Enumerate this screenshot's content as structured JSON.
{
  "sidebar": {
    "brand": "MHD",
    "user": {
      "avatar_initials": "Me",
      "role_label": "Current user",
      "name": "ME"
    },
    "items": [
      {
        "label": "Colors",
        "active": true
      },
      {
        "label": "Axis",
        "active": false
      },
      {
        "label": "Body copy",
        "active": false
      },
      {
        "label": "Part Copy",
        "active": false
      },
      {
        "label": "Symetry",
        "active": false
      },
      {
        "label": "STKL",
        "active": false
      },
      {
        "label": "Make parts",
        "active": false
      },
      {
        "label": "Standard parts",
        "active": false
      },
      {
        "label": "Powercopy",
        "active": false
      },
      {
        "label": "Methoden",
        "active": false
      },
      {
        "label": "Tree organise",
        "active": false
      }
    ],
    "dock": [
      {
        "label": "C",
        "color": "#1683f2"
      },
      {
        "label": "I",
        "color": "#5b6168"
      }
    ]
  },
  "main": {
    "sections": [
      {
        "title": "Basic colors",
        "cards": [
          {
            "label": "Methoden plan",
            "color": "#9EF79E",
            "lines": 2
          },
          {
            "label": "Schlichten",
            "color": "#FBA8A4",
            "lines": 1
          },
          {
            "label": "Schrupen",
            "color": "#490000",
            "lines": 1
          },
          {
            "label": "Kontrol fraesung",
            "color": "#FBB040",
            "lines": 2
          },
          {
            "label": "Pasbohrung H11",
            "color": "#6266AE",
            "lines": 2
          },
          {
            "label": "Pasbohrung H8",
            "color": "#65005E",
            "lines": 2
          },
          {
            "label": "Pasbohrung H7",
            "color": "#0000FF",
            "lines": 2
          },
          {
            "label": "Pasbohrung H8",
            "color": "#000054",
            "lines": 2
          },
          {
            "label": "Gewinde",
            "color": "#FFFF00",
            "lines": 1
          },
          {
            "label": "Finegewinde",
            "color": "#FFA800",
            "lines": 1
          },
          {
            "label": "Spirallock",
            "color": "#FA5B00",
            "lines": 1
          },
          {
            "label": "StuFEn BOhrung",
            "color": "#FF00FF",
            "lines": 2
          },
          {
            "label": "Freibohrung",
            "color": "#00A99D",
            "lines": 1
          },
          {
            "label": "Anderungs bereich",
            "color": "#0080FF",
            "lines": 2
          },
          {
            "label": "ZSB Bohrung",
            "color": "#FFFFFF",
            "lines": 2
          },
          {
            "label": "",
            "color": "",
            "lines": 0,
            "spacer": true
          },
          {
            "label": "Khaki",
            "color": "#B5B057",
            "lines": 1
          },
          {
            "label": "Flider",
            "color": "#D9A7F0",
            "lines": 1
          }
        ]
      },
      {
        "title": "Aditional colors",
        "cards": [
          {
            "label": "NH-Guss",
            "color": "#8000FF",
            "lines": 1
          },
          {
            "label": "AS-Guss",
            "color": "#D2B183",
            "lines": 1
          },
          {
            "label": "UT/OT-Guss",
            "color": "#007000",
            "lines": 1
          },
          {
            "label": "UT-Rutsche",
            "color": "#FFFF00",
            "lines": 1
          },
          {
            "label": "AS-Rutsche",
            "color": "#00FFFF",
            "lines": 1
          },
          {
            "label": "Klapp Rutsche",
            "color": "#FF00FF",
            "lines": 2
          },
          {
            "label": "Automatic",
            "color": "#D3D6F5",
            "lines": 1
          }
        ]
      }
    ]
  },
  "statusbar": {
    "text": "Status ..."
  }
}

What to do -> Your task is to extract all of the records exactly.

Worked answer ->
Enumerate this screenshot's content as structured JSON.
{
  "sidebar": {
    "brand": "MHD",
    "user": {
      "avatar_initials": "Me",
      "role_label": "Current user",
      "name": "ME"
    },
    "items": [
      {
        "label": "Colors",
        "active": true
      },
      {
        "label": "Axis",
        "active": false
      },
      {
        "label": "Body copy",
        "active": false
      },
      {
        "label": "Part Copy",
        "active": false
      },
      {
        "label": "Symetry",
        "active": false
      },
      {
        "label": "STKL",
        "active": false
      },
      {
        "label": "Make parts",
        "active": false
      },
      {
        "label": "Standard parts",
        "active": false
      },
      {
        "label": "Powercopy",
        "active": false
      },
      {
        "label": "Methoden",
        "active": false
      },
      {
        "label": "Tree organise",
        "active": false
      }
    ],
    "dock": [
      {
        "label": "C",
        "color": "#1683f2"
      },
      {
        "label": "I",
        "color": "#5b6168"
      }
    ]
  },
  "main": {
    "sections": [
      {
        "title": "Basic colors",
        "cards": [
          {
            "label": "Methoden plan",
            "color": "#9EF79E",
            "lines": 2
          },
          {
            "label": "Schlichten",
            "color": "#FBA8A4",
            "lines": 1
          },
          {
            "label": "Schrupen",
            "color": "#490000",
            "lines": 1
          },
          {
            "label": "Kontrol fraesung",
            "color": "#FBB040",
            "lines": 2
          },
          {
            "label": "Pasbohrung H11",
            "color": "#6266AE",
            "lines": 2
          },
          {
            "label": "Pasbohrung H8",
            "color": "#65005E",
            "lines": 2
          },
          {
            "label": "Pasbohrung H7",
            "color": "#0000FF",
            "lines": 2
          },
          {
            "label": "Pasbohrung H8",
            "color": "#000054",
            "lines": 2
          },
          {
            "label": "Gewinde",
            "color": "#FFFF00",
            "lines": 1
          },
          {
            "label": "Finegewinde",
            "color": "#FFA800",
            "lines": 1
          },
          {
            "label": "Spirallock",
            "color": "#FA5B00",
            "lines": 1
          },
          {
            "label": "StuFEn BOhrung",
            "color": "#FF00FF",
            "lines": 2
          },
          {
            "label": "Freibohrung",
            "color": "#00A99D",
            "lines": 1
          },
          {
            "label": "Anderungs bereich",
            "color": "#0080FF",
            "lines": 2
          },
          {
            "label": "ZSB Bohrung",
            "color": "#FFFFFF",
            "lines": 2
          },
          {
            "label": "",
            "color": "",
            "lines": 0,
            "spacer": true
          },
          {
            "label": "Khaki",
            "color": "#B5B057",
            "lines": 1
          },
          {
            "label": "Flider",
            "color": "#D9A7F0",
            "lines": 1
          }
        ]
      },
      {
        "title": "Aditional colors",
        "cards": [
          {
            "label": "NH-Guss",
            "color": "#8000FF",
            "lines": 1
          },
          {
            "label": "AS-Guss",
            "color": "#D2B183",
            "lines": 1
          },
          {
            "label": "UT/OT-Guss",
            "color": "#007000",
            "lines": 1
          },
          {
            "label": "UT-Rutsche",
            "color": "#FFFF00",
            "lines": 1
          },
          {
            "label": "AS-Rutsche",
            "color": "#00FFFF",
            "lines": 1
          },
          {
            "label": "Klapp Rutsche",
            "color": "#FF00FF",
            "lines": 2
          },
          {
            "label": "Automatic",
            "color": "#D3D6F5",
            "lines": 1
          }
        ]
      }
    ]
  },
  "statusbar": {
    "text": "Status ..."
  }
}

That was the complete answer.